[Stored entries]
=-=-=-=-=

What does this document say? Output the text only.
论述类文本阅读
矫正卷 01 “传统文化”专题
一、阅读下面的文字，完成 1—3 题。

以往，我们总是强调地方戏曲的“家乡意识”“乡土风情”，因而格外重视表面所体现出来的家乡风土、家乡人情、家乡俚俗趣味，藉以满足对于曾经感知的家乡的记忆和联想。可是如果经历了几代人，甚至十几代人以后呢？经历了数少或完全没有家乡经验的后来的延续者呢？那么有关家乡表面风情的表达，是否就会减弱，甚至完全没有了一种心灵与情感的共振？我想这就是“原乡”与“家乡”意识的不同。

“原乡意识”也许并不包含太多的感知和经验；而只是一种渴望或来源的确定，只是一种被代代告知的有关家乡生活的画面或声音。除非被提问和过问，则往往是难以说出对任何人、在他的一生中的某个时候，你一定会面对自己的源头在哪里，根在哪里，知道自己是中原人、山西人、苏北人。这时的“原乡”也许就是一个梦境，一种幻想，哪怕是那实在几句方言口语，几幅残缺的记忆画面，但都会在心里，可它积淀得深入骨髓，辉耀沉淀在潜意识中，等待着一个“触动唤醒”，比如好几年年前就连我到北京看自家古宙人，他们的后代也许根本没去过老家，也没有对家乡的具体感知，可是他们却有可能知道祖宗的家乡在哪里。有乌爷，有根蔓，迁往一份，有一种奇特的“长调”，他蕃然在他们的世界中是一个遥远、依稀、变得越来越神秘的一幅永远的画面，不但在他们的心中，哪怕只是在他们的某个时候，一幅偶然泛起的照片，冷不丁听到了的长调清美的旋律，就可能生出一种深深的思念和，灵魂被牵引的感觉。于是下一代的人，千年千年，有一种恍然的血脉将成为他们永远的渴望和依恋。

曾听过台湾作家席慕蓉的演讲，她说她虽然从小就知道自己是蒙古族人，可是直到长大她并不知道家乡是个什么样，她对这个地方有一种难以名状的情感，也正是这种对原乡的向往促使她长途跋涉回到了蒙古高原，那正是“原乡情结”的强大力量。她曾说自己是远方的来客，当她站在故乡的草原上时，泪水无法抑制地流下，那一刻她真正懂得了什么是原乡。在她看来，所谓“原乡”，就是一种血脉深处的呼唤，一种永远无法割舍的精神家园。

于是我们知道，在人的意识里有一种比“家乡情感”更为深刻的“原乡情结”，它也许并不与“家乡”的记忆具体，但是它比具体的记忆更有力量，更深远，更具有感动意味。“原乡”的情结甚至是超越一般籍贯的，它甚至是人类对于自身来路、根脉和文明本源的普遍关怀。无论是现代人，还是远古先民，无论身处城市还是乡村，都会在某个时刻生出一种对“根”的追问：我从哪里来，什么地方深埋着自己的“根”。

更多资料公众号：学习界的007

=-=-=-=-=

▶ Your goal
The entries above must be returned exactly.

▶ Expected output
What does this document say? Output the text only.
论述类文本阅读
矫正卷 01 “传统文化”专题
一、阅读下面的文字，完成 1—3 题。

以往，我们总是强调地方戏曲的“家乡意识”“乡土风情”，因而格外重视表面所体现出来的家乡风土、家乡人情、家乡俚俗趣味，藉以满足对于曾经感知的家乡的记忆和联想。可是如果经历了几代人，甚至十几代人以后呢？经历了数少或完全没有家乡经验的后来的延续者呢？那么有关家乡表面风情的表达，是否就会减弱，甚至完全没有了一种心灵与情感的共振？我想这就是“原乡”与“家乡”意识的不同。

“原乡意识”也许并不包含太多的感知和经验；而只是一种渴望或来源的确定，只是一种被代代告知的有关家乡生活的画面或声音。除非被提问和过问，则往往是难以说出对任何人、在他的一生中的某个时候，你一定会面对自己的源头在哪里，根在哪里，知道自己是中原人、山西人、苏北人。这时的“原乡”也许就是一个梦境，一种幻想，哪怕是那实在几句方言口语，几幅残缺的记忆画面，但都会在心里，可它积淀得深入骨髓，辉耀沉淀在潜意识中，等待着一个“触动唤醒”，比如好几年年前就连我到北京看自家古宙人，他们的后代也许根本没去过老家，也没有对家乡的具体感知，可是他们却有可能知道祖宗的家乡在哪里。有乌爷，有根蔓，迁往一份，有一种奇特的“长调”，他蕃然在他们的世界中是一个遥远、依稀、变得越来越神秘的一幅永远的画面，不但在他们的心中，哪怕只是在他们的某个时候，一幅偶然泛起的照片，冷不丁听到了的长调清美的旋律，就可能生出一种深深的思念和，灵魂被牵引的感觉。于是下一代的人，千年千年，有一种恍然的血脉将成为他们永远的渴望和依恋。

曾听过台湾作家席慕蓉的演讲，她说她虽然从小就知道自己是蒙古族人，可是直到长大她并不知道家乡是个什么样，她对这个地方有一种难以名状的情感，也正是这种对原乡的向往促使她长途跋涉回到了蒙古高原，那正是“原乡情结”的强大力量。她曾说自己是远方的来客，当她站在故乡的草原上时，泪水无法抑制地流下，那一刻她真正懂得了什么是原乡。在她看来，所谓“原乡”，就是一种血脉深处的呼唤，一种永远无法割舍的精神家园。

于是我们知道，在人的意识里有一种比“家乡情感”更为深刻的“原乡情结”，它也许并不与“家乡”的记忆具体，但是它比具体的记忆更有力量，更深远，更具有感动意味。“原乡”的情结甚至是超越一般籍贯的，它甚至是人类对于自身来路、根脉和文明本源的普遍关怀。无论是现代人，还是远古先民，无论身处城市还是乡村，都会在某个时刻生出一种对“根”的追问：我从哪里来，什么地方深埋着自己的“根”。

更多资料公众号：学习界的007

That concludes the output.